**What to produce:**
Report all lines holding "Computer".
^^^^^^^^
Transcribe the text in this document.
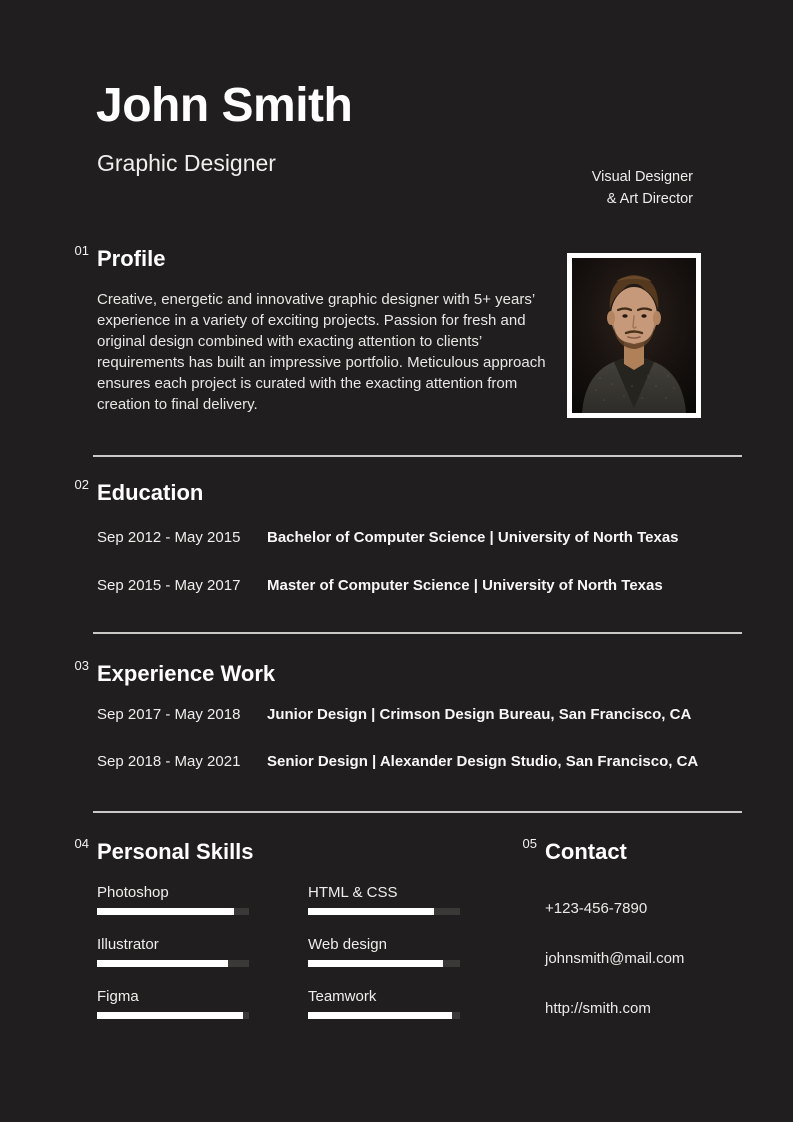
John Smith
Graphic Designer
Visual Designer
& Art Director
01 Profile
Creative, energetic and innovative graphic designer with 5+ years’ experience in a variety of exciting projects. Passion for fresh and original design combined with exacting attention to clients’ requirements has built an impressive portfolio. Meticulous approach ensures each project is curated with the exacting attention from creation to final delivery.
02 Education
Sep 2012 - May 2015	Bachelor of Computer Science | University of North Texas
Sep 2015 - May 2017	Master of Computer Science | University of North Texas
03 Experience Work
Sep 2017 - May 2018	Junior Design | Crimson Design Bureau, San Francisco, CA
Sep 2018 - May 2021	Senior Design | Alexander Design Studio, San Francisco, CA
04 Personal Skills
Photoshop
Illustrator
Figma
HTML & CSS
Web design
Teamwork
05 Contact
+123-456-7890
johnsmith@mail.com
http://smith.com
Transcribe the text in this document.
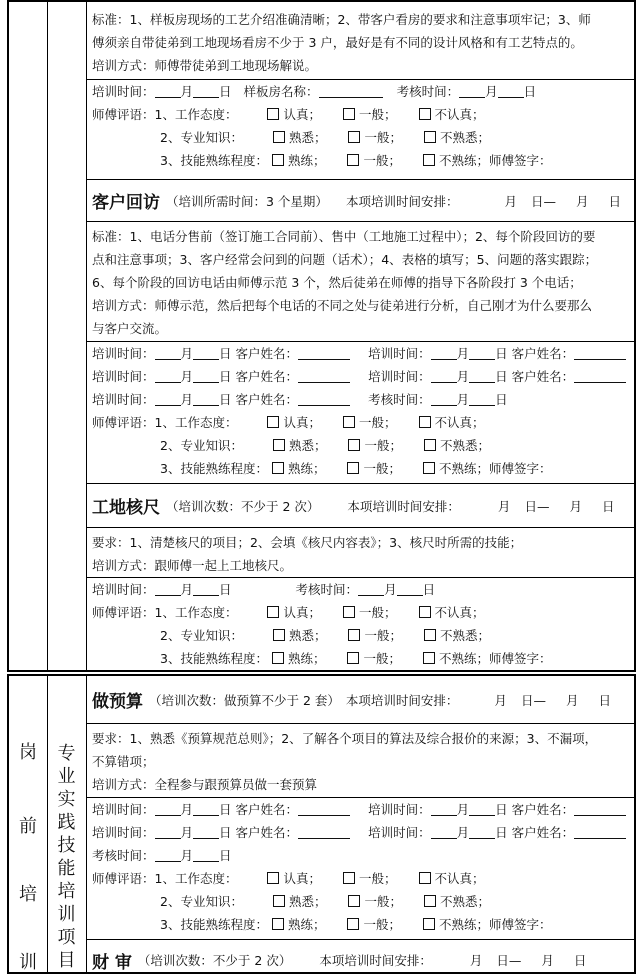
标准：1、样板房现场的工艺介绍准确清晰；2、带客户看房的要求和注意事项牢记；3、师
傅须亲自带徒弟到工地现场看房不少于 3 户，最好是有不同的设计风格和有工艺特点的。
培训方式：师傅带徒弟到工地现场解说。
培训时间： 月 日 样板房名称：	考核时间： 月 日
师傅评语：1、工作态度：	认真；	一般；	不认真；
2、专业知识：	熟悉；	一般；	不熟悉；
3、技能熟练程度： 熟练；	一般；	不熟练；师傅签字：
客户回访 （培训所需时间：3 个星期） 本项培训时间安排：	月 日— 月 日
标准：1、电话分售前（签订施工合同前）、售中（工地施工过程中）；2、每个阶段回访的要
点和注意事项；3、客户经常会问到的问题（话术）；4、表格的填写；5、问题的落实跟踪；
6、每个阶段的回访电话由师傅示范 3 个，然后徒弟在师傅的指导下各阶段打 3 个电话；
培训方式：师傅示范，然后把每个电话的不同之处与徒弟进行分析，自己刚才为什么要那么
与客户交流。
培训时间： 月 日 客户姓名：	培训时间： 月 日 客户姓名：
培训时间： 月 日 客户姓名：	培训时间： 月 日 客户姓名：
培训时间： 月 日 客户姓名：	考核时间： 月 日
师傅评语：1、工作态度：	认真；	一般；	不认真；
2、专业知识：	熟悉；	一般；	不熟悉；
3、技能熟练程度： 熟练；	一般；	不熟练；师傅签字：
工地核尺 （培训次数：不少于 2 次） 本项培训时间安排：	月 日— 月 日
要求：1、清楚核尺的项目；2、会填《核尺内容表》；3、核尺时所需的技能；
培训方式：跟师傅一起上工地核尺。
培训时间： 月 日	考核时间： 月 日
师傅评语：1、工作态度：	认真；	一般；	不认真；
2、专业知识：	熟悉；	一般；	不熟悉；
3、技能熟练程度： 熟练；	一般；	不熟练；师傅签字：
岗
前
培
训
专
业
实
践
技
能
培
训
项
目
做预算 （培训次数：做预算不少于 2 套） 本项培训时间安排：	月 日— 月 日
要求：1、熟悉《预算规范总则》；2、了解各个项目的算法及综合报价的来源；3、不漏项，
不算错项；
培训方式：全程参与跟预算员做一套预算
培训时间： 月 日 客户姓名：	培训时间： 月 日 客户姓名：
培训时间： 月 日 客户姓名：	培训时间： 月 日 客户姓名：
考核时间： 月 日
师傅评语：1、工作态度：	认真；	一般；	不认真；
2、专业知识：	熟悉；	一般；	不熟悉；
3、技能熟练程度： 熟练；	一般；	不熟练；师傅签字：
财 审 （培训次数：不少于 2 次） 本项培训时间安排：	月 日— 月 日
^^^^^^^^
**Output for this task:**
Sep 2012 - May 2015	Bachelor of Computer Science | University of North Texas
Sep 2015 - May 2017	Master of Computer Science | University of North Texas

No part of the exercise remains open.